Records from a collection:
((
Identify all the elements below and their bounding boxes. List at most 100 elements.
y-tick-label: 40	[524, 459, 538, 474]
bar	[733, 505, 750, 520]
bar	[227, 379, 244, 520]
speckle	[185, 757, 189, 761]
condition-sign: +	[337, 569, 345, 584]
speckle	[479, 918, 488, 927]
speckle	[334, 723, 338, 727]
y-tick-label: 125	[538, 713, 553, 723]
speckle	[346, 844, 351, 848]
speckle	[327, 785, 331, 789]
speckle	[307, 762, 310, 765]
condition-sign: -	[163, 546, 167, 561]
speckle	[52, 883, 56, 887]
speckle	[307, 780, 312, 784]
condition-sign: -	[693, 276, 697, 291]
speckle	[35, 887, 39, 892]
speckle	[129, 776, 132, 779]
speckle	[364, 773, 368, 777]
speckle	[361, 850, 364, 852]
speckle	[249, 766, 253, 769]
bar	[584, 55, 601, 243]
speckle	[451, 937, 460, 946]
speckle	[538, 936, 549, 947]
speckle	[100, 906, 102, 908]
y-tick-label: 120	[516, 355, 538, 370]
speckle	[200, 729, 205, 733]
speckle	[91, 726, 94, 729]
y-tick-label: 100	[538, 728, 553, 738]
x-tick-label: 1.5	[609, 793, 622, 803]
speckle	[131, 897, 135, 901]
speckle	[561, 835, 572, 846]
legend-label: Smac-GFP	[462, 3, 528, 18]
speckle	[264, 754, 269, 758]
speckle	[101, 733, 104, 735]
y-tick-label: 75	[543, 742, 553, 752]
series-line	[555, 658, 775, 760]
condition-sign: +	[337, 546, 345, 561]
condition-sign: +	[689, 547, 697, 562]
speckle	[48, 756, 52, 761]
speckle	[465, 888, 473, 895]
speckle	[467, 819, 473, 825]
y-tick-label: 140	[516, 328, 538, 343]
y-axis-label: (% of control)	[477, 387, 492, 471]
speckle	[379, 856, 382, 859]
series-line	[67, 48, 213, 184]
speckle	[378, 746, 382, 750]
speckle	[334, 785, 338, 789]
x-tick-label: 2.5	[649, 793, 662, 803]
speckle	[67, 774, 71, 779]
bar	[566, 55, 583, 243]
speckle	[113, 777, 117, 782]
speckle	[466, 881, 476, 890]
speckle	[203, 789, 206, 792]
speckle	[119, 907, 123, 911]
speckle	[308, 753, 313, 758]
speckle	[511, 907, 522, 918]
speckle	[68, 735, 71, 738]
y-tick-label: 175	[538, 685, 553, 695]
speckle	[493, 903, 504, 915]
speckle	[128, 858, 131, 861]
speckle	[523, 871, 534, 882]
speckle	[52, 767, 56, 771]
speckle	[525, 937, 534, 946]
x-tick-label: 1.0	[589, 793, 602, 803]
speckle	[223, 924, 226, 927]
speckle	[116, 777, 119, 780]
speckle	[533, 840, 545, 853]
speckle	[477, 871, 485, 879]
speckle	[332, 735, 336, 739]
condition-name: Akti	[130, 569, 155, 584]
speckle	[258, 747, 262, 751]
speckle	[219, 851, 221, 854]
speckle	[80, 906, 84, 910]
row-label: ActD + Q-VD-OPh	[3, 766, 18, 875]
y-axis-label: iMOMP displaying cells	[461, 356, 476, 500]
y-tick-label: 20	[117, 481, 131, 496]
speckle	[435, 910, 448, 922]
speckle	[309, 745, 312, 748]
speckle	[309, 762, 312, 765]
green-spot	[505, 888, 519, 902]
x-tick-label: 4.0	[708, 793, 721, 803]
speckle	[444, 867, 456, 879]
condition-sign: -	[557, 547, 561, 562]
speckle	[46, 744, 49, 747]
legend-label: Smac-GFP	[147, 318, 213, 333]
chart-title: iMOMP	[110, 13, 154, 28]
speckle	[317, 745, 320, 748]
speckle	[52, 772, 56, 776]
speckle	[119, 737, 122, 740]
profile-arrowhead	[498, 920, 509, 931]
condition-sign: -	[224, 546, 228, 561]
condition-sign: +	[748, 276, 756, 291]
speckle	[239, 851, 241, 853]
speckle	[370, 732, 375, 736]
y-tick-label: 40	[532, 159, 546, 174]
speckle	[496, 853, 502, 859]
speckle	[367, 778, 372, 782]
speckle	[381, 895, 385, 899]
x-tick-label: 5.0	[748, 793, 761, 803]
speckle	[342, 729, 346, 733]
))
● **What you are asked to do**: Write out all records exactly, keeping every detail.

● **Final answer**:
Identify all the elements below and their bounding boxes. List at most 100 elements.
y-tick-label: 40	[524, 459, 538, 474]
bar	[733, 505, 750, 520]
bar	[227, 379, 244, 520]
speckle	[185, 757, 189, 761]
condition-sign: +	[337, 569, 345, 584]
speckle	[479, 918, 488, 927]
speckle	[334, 723, 338, 727]
y-tick-label: 125	[538, 713, 553, 723]
speckle	[346, 844, 351, 848]
speckle	[327, 785, 331, 789]
speckle	[307, 762, 310, 765]
condition-sign: -	[163, 546, 167, 561]
speckle	[52, 883, 56, 887]
speckle	[307, 780, 312, 784]
condition-sign: -	[693, 276, 697, 291]
speckle	[35, 887, 39, 892]
speckle	[129, 776, 132, 779]
speckle	[364, 773, 368, 777]
speckle	[361, 850, 364, 852]
speckle	[249, 766, 253, 769]
bar	[584, 55, 601, 243]
speckle	[451, 937, 460, 946]
speckle	[538, 936, 549, 947]
speckle	[100, 906, 102, 908]
y-tick-label: 120	[516, 355, 538, 370]
speckle	[200, 729, 205, 733]
speckle	[91, 726, 94, 729]
y-tick-label: 100	[538, 728, 553, 738]
x-tick-label: 1.5	[609, 793, 622, 803]
speckle	[131, 897, 135, 901]
speckle	[561, 835, 572, 846]
legend-label: Smac-GFP	[462, 3, 528, 18]
speckle	[264, 754, 269, 758]
speckle	[101, 733, 104, 735]
y-tick-label: 75	[543, 742, 553, 752]
series-line	[555, 658, 775, 760]
condition-sign: +	[337, 546, 345, 561]
condition-sign: +	[689, 547, 697, 562]
speckle	[48, 756, 52, 761]
speckle	[465, 888, 473, 895]
speckle	[467, 819, 473, 825]
y-tick-label: 140	[516, 328, 538, 343]
y-axis-label: (% of control)	[477, 387, 492, 471]
speckle	[379, 856, 382, 859]
series-line	[67, 48, 213, 184]
speckle	[378, 746, 382, 750]
speckle	[334, 785, 338, 789]
x-tick-label: 2.5	[649, 793, 662, 803]
speckle	[67, 774, 71, 779]
bar	[566, 55, 583, 243]
speckle	[113, 777, 117, 782]
speckle	[466, 881, 476, 890]
speckle	[203, 789, 206, 792]
speckle	[119, 907, 123, 911]
speckle	[308, 753, 313, 758]
speckle	[511, 907, 522, 918]
speckle	[68, 735, 71, 738]
y-tick-label: 175	[538, 685, 553, 695]
speckle	[493, 903, 504, 915]
speckle	[128, 858, 131, 861]
speckle	[523, 871, 534, 882]
speckle	[52, 767, 56, 771]
speckle	[525, 937, 534, 946]
x-tick-label: 1.0	[589, 793, 602, 803]
speckle	[223, 924, 226, 927]
speckle	[116, 777, 119, 780]
speckle	[533, 840, 545, 853]
speckle	[477, 871, 485, 879]
speckle	[332, 735, 336, 739]
condition-name: Akti	[130, 569, 155, 584]
speckle	[258, 747, 262, 751]
speckle	[219, 851, 221, 854]
speckle	[80, 906, 84, 910]
row-label: ActD + Q-VD-OPh	[3, 766, 18, 875]
y-axis-label: iMOMP displaying cells	[461, 356, 476, 500]
y-tick-label: 20	[117, 481, 131, 496]
speckle	[435, 910, 448, 922]
speckle	[309, 745, 312, 748]
speckle	[309, 762, 312, 765]
green-spot	[505, 888, 519, 902]
x-tick-label: 4.0	[708, 793, 721, 803]
speckle	[444, 867, 456, 879]
condition-sign: -	[557, 547, 561, 562]
speckle	[46, 744, 49, 747]
legend-label: Smac-GFP	[147, 318, 213, 333]
chart-title: iMOMP	[110, 13, 154, 28]
speckle	[317, 745, 320, 748]
speckle	[52, 772, 56, 776]
speckle	[119, 737, 122, 740]
profile-arrowhead	[498, 920, 509, 931]
condition-sign: -	[224, 546, 228, 561]
condition-sign: +	[748, 276, 756, 291]
speckle	[239, 851, 241, 853]
speckle	[370, 732, 375, 736]
y-tick-label: 40	[532, 159, 546, 174]
speckle	[496, 853, 502, 859]
speckle	[367, 778, 372, 782]
speckle	[381, 895, 385, 899]
x-tick-label: 5.0	[748, 793, 761, 803]
speckle	[342, 729, 346, 733]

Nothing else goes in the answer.